Information shown ->
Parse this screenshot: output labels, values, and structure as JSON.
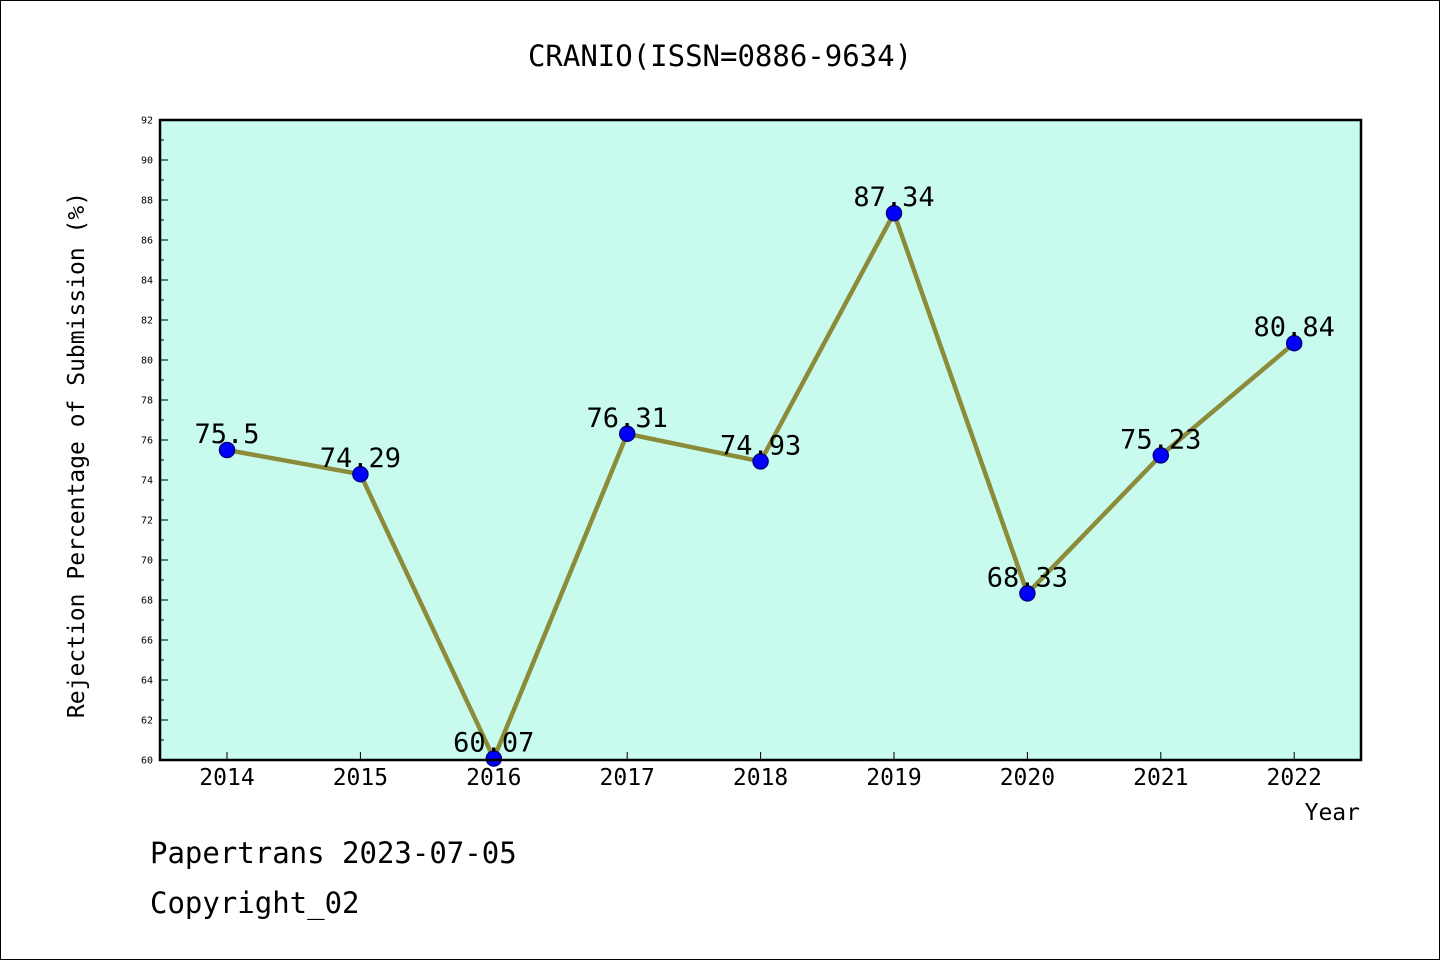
{
  "chart_data": {
    "type": "line",
    "title": "CRANIO(ISSN=0886-9634)",
    "xlabel": "Year",
    "ylabel": "Rejection Percentage of Submission (%)",
    "categories": [
      "2014",
      "2015",
      "2016",
      "2017",
      "2018",
      "2019",
      "2020",
      "2021",
      "2022"
    ],
    "values": [
      75.5,
      74.29,
      60.07,
      76.31,
      74.93,
      87.34,
      68.33,
      75.23,
      80.84
    ],
    "value_labels": [
      "75.5",
      "74.29",
      "60.07",
      "76.31",
      "74.93",
      "87.34",
      "68.33",
      "75.23",
      "80.84"
    ],
    "ylim": [
      60,
      92
    ],
    "yticks": [
      60,
      62,
      64,
      66,
      68,
      70,
      72,
      74,
      76,
      78,
      80,
      82,
      84,
      86,
      88,
      90,
      92
    ],
    "grid": false,
    "legend": "none",
    "colors": {
      "plot_background": "#c8fbee",
      "line": "#8b8b3a",
      "marker": "#0000ff",
      "marker_edge": "#00008b"
    }
  },
  "footer": {
    "line1": "Papertrans 2023-07-05",
    "line2": "Copyright_02"
  }
}
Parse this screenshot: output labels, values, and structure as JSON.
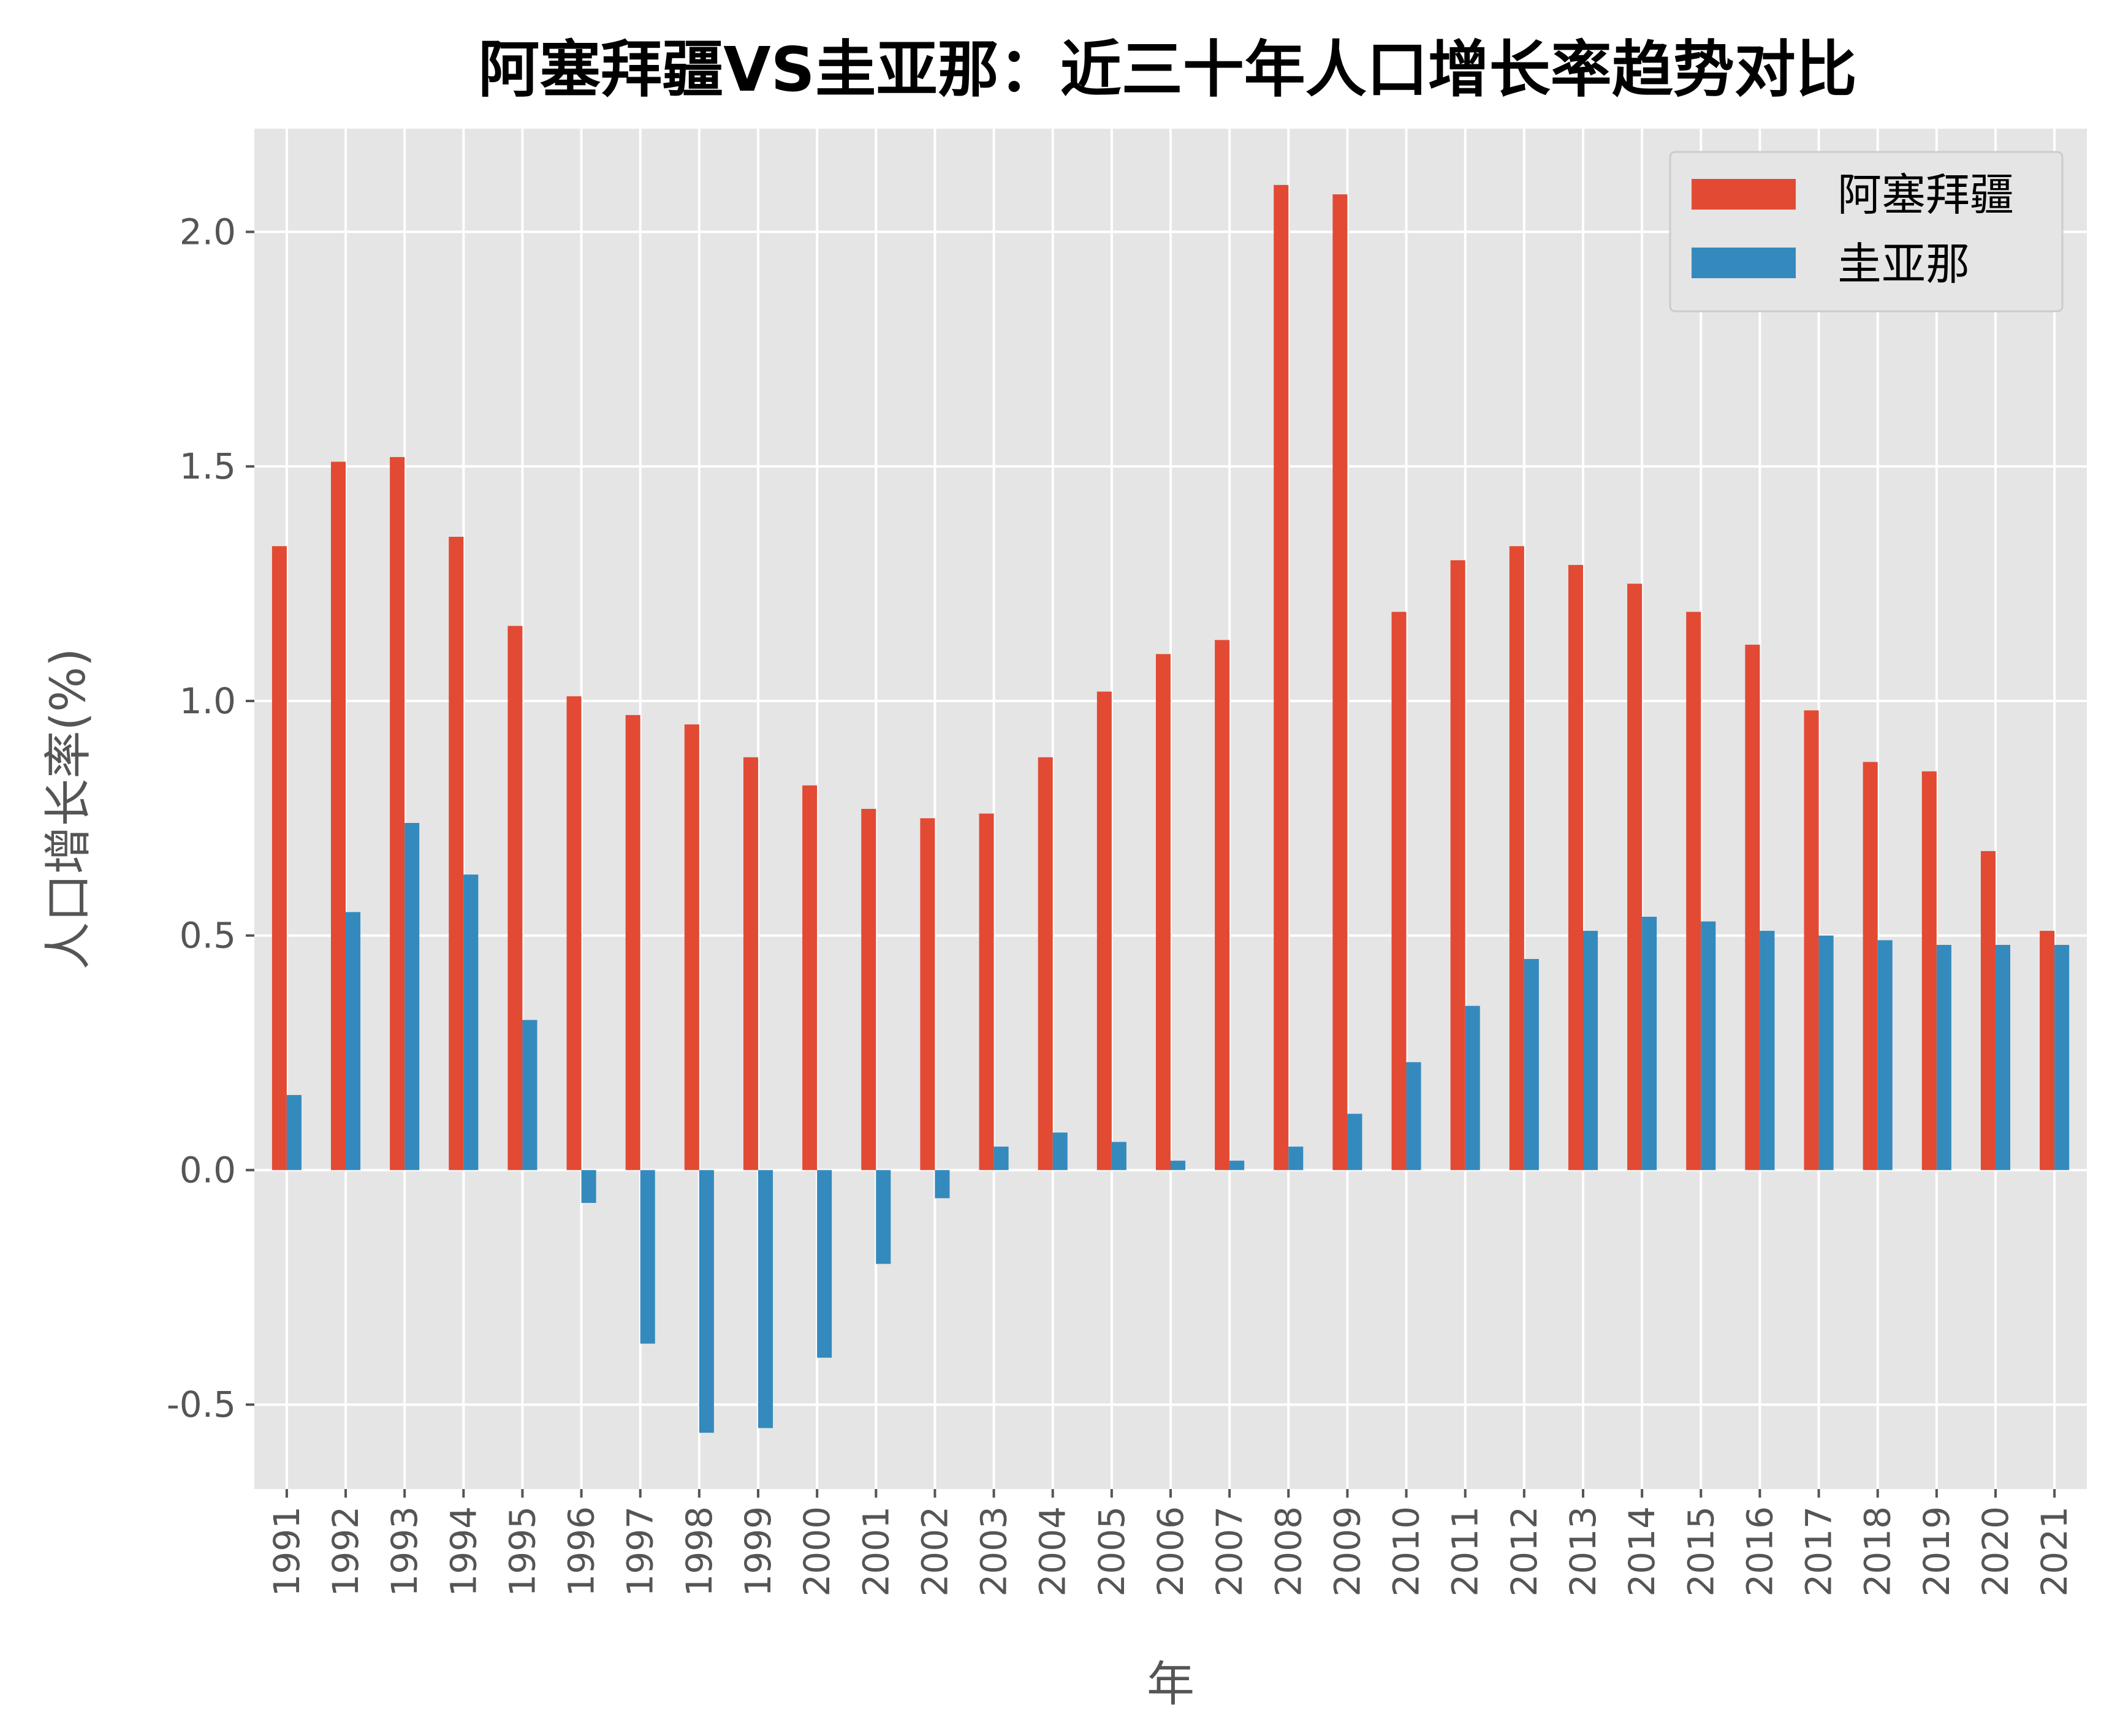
{
  "chart_data": {
    "type": "bar",
    "title": "阿塞拜疆VS圭亚那：近三十年人口增长率趋势对比",
    "xlabel": "年",
    "ylabel": "人口增长率(%)",
    "ylim": [
      -0.68,
      2.22
    ],
    "yticks": [
      "-0.5",
      "0.0",
      "0.5",
      "1.0",
      "1.5",
      "2.0"
    ],
    "ytick_values": [
      -0.5,
      0.0,
      0.5,
      1.0,
      1.5,
      2.0
    ],
    "grid": true,
    "legend_position": "top-right",
    "categories": [
      "1991",
      "1992",
      "1993",
      "1994",
      "1995",
      "1996",
      "1997",
      "1998",
      "1999",
      "2000",
      "2001",
      "2002",
      "2003",
      "2004",
      "2005",
      "2006",
      "2007",
      "2008",
      "2009",
      "2010",
      "2011",
      "2012",
      "2013",
      "2014",
      "2015",
      "2016",
      "2017",
      "2018",
      "2019",
      "2020",
      "2021"
    ],
    "series": [
      {
        "name": "阿塞拜疆",
        "color": "#E24A33",
        "values": [
          1.33,
          1.51,
          1.52,
          1.35,
          1.16,
          1.01,
          0.97,
          0.95,
          0.88,
          0.82,
          0.77,
          0.75,
          0.76,
          0.88,
          1.02,
          1.1,
          1.13,
          2.1,
          2.08,
          1.19,
          1.3,
          1.33,
          1.29,
          1.25,
          1.19,
          1.12,
          0.98,
          0.87,
          0.85,
          0.68,
          0.51
        ]
      },
      {
        "name": "圭亚那",
        "color": "#348ABD",
        "values": [
          0.16,
          0.55,
          0.74,
          0.63,
          0.32,
          -0.07,
          -0.37,
          -0.56,
          -0.55,
          -0.4,
          -0.2,
          -0.06,
          0.05,
          0.08,
          0.06,
          0.02,
          0.02,
          0.05,
          0.12,
          0.23,
          0.35,
          0.45,
          0.51,
          0.54,
          0.53,
          0.51,
          0.5,
          0.49,
          0.48,
          0.48,
          0.48
        ]
      }
    ]
  }
}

What to produce ->
Output the records above exactly as they are, leaving out the pictures.

Complete response ->
Parse this screenshot: output labels, values, and structure as JSON.
{
  "chart_data": {
    "type": "line",
    "title": "CRANIO(ISSN=0886-9634)",
    "xlabel": "Year",
    "ylabel": "Rejection Percentage of Submission (%)",
    "categories": [
      "2014",
      "2015",
      "2016",
      "2017",
      "2018",
      "2019",
      "2020",
      "2021",
      "2022"
    ],
    "values": [
      75.5,
      74.29,
      60.07,
      76.31,
      74.93,
      87.34,
      68.33,
      75.23,
      80.84
    ],
    "value_labels": [
      "75.5",
      "74.29",
      "60.07",
      "76.31",
      "74.93",
      "87.34",
      "68.33",
      "75.23",
      "80.84"
    ],
    "ylim": [
      60,
      92
    ],
    "yticks": [
      60,
      62,
      64,
      66,
      68,
      70,
      72,
      74,
      76,
      78,
      80,
      82,
      84,
      86,
      88,
      90,
      92
    ],
    "grid": false,
    "legend": "none",
    "colors": {
      "plot_background": "#c8fbee",
      "line": "#8b8b3a",
      "marker": "#0000ff",
      "marker_edge": "#00008b"
    }
  },
  "footer": {
    "line1": "Papertrans 2023-07-05",
    "line2": "Copyright_02"
  }
}
Parse this screenshot: output labels, values, and structure as JSON.
{
  "chart_data": {
    "type": "bar",
    "title": "阿塞拜疆VS圭亚那：近三十年人口增长率趋势对比",
    "xlabel": "年",
    "ylabel": "人口增长率(%)",
    "ylim": [
      -0.68,
      2.22
    ],
    "yticks": [
      "-0.5",
      "0.0",
      "0.5",
      "1.0",
      "1.5",
      "2.0"
    ],
    "ytick_values": [
      -0.5,
      0.0,
      0.5,
      1.0,
      1.5,
      2.0
    ],
    "grid": true,
    "legend_position": "top-right",
    "categories": [
      "1991",
      "1992",
      "1993",
      "1994",
      "1995",
      "1996",
      "1997",
      "1998",
      "1999",
      "2000",
      "2001",
      "2002",
      "2003",
      "2004",
      "2005",
      "2006",
      "2007",
      "2008",
      "2009",
      "2010",
      "2011",
      "2012",
      "2013",
      "2014",
      "2015",
      "2016",
      "2017",
      "2018",
      "2019",
      "2020",
      "2021"
    ],
    "series": [
      {
        "name": "阿塞拜疆",
        "color": "#E24A33",
        "values": [
          1.33,
          1.51,
          1.52,
          1.35,
          1.16,
          1.01,
          0.97,
          0.95,
          0.88,
          0.82,
          0.77,
          0.75,
          0.76,
          0.88,
          1.02,
          1.1,
          1.13,
          2.1,
          2.08,
          1.19,
          1.3,
          1.33,
          1.29,
          1.25,
          1.19,
          1.12,
          0.98,
          0.87,
          0.85,
          0.68,
          0.51
        ]
      },
      {
        "name": "圭亚那",
        "color": "#348ABD",
        "values": [
          0.16,
          0.55,
          0.74,
          0.63,
          0.32,
          -0.07,
          -0.37,
          -0.56,
          -0.55,
          -0.4,
          -0.2,
          -0.06,
          0.05,
          0.08,
          0.06,
          0.02,
          0.02,
          0.05,
          0.12,
          0.23,
          0.35,
          0.45,
          0.51,
          0.54,
          0.53,
          0.51,
          0.5,
          0.49,
          0.48,
          0.48,
          0.48
        ]
      }
    ]
  }
}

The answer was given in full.